# [WHAT IS BEING ASKED]
Transcribe all of the material exactly.

# [DATA PROVIDED]
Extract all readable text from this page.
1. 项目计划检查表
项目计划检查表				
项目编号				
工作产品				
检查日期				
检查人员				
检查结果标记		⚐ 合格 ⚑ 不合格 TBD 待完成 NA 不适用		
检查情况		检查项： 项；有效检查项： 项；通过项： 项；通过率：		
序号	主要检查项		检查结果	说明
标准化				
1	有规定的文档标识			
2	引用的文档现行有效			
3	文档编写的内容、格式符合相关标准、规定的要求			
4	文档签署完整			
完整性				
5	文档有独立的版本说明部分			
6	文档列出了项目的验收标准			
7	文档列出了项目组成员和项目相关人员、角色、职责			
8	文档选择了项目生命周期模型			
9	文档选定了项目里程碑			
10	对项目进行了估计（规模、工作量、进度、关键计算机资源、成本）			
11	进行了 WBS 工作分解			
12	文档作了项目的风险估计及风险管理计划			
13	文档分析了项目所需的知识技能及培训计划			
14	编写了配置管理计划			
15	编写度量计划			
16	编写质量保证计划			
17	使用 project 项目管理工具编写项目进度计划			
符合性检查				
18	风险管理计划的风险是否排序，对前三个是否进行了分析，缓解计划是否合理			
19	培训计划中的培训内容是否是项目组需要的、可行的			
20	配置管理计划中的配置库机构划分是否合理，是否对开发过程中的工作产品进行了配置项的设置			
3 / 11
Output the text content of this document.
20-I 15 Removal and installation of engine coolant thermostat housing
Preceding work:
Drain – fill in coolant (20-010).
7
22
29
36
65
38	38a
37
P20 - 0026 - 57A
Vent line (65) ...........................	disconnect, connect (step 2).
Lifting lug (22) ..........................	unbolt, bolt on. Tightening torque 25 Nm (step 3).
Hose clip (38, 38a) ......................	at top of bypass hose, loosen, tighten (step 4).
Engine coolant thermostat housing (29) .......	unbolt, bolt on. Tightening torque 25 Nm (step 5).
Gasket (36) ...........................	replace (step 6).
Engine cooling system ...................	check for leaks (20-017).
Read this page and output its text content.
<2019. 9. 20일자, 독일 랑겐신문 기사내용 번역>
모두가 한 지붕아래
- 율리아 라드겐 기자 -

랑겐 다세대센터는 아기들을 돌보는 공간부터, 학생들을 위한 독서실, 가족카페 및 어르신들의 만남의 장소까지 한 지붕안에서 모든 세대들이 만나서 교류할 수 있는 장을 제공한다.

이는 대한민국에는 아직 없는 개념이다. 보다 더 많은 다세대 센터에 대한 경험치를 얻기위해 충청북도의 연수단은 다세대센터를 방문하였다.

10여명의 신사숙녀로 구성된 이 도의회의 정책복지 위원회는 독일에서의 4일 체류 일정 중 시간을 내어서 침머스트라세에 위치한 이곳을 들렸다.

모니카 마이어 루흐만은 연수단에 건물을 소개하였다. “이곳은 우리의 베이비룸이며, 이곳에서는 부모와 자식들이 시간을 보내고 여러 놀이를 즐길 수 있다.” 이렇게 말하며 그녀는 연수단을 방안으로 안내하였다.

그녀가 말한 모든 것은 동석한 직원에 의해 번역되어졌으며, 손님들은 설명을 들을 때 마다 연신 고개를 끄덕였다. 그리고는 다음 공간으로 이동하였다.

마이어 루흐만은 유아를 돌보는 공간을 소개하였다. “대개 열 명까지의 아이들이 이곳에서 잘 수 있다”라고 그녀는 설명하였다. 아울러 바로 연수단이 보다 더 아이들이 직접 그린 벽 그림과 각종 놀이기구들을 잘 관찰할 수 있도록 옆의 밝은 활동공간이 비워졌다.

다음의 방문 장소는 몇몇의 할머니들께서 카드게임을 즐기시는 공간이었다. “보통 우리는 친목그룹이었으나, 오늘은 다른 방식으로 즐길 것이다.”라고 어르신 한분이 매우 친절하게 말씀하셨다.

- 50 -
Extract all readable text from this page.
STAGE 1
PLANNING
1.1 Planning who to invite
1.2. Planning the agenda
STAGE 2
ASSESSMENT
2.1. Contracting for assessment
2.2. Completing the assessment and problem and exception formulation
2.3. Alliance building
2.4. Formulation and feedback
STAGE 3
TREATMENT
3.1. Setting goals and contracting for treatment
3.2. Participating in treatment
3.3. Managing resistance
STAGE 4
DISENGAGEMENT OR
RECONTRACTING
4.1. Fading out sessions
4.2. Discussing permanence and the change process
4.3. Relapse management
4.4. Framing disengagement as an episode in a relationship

# [OUTPUT BELOW]
Extract all readable text from this page.
1. 项目计划检查表
项目计划检查表				
项目编号				
工作产品				
检查日期				
检查人员				
检查结果标记		⚐ 合格 ⚑ 不合格 TBD 待完成 NA 不适用		
检查情况		检查项： 项；有效检查项： 项；通过项： 项；通过率：		
序号	主要检查项		检查结果	说明
标准化				
1	有规定的文档标识			
2	引用的文档现行有效			
3	文档编写的内容、格式符合相关标准、规定的要求			
4	文档签署完整			
完整性				
5	文档有独立的版本说明部分			
6	文档列出了项目的验收标准			
7	文档列出了项目组成员和项目相关人员、角色、职责			
8	文档选择了项目生命周期模型			
9	文档选定了项目里程碑			
10	对项目进行了估计（规模、工作量、进度、关键计算机资源、成本）			
11	进行了 WBS 工作分解			
12	文档作了项目的风险估计及风险管理计划			
13	文档分析了项目所需的知识技能及培训计划			
14	编写了配置管理计划			
15	编写度量计划			
16	编写质量保证计划			
17	使用 project 项目管理工具编写项目进度计划			
符合性检查				
18	风险管理计划的风险是否排序，对前三个是否进行了分析，缓解计划是否合理			
19	培训计划中的培训内容是否是项目组需要的、可行的			
20	配置管理计划中的配置库机构划分是否合理，是否对开发过程中的工作产品进行了配置项的设置			
3 / 11
Output the text content of this document.
20-I 15 Removal and installation of engine coolant thermostat housing
Preceding work:
Drain – fill in coolant (20-010).
7
22
29
36
65
38	38a
37
P20 - 0026 - 57A
Vent line (65) ...........................	disconnect, connect (step 2).
Lifting lug (22) ..........................	unbolt, bolt on. Tightening torque 25 Nm (step 3).
Hose clip (38, 38a) ......................	at top of bypass hose, loosen, tighten (step 4).
Engine coolant thermostat housing (29) .......	unbolt, bolt on. Tightening torque 25 Nm (step 5).
Gasket (36) ...........................	replace (step 6).
Engine cooling system ...................	check for leaks (20-017).
Read this page and output its text content.
<2019. 9. 20일자, 독일 랑겐신문 기사내용 번역>
모두가 한 지붕아래
- 율리아 라드겐 기자 -

랑겐 다세대센터는 아기들을 돌보는 공간부터, 학생들을 위한 독서실, 가족카페 및 어르신들의 만남의 장소까지 한 지붕안에서 모든 세대들이 만나서 교류할 수 있는 장을 제공한다.

이는 대한민국에는 아직 없는 개념이다. 보다 더 많은 다세대 센터에 대한 경험치를 얻기위해 충청북도의 연수단은 다세대센터를 방문하였다.

10여명의 신사숙녀로 구성된 이 도의회의 정책복지 위원회는 독일에서의 4일 체류 일정 중 시간을 내어서 침머스트라세에 위치한 이곳을 들렸다.

모니카 마이어 루흐만은 연수단에 건물을 소개하였다. “이곳은 우리의 베이비룸이며, 이곳에서는 부모와 자식들이 시간을 보내고 여러 놀이를 즐길 수 있다.” 이렇게 말하며 그녀는 연수단을 방안으로 안내하였다.

그녀가 말한 모든 것은 동석한 직원에 의해 번역되어졌으며, 손님들은 설명을 들을 때 마다 연신 고개를 끄덕였다. 그리고는 다음 공간으로 이동하였다.

마이어 루흐만은 유아를 돌보는 공간을 소개하였다. “대개 열 명까지의 아이들이 이곳에서 잘 수 있다”라고 그녀는 설명하였다. 아울러 바로 연수단이 보다 더 아이들이 직접 그린 벽 그림과 각종 놀이기구들을 잘 관찰할 수 있도록 옆의 밝은 활동공간이 비워졌다.

다음의 방문 장소는 몇몇의 할머니들께서 카드게임을 즐기시는 공간이었다. “보통 우리는 친목그룹이었으나, 오늘은 다른 방식으로 즐길 것이다.”라고 어르신 한분이 매우 친절하게 말씀하셨다.

- 50 -
Extract all readable text from this page.
STAGE 1
PLANNING
1.1 Planning who to invite
1.2. Planning the agenda
STAGE 2
ASSESSMENT
2.1. Contracting for assessment
2.2. Completing the assessment and problem and exception formulation
2.3. Alliance building
2.4. Formulation and feedback
STAGE 3
TREATMENT
3.1. Setting goals and contracting for treatment
3.2. Participating in treatment
3.3. Managing resistance
STAGE 4
DISENGAGEMENT OR
RECONTRACTING
4.1. Fading out sessions
4.2. Discussing permanence and the change process
4.3. Relapse management
4.4. Framing disengagement as an episode in a relationship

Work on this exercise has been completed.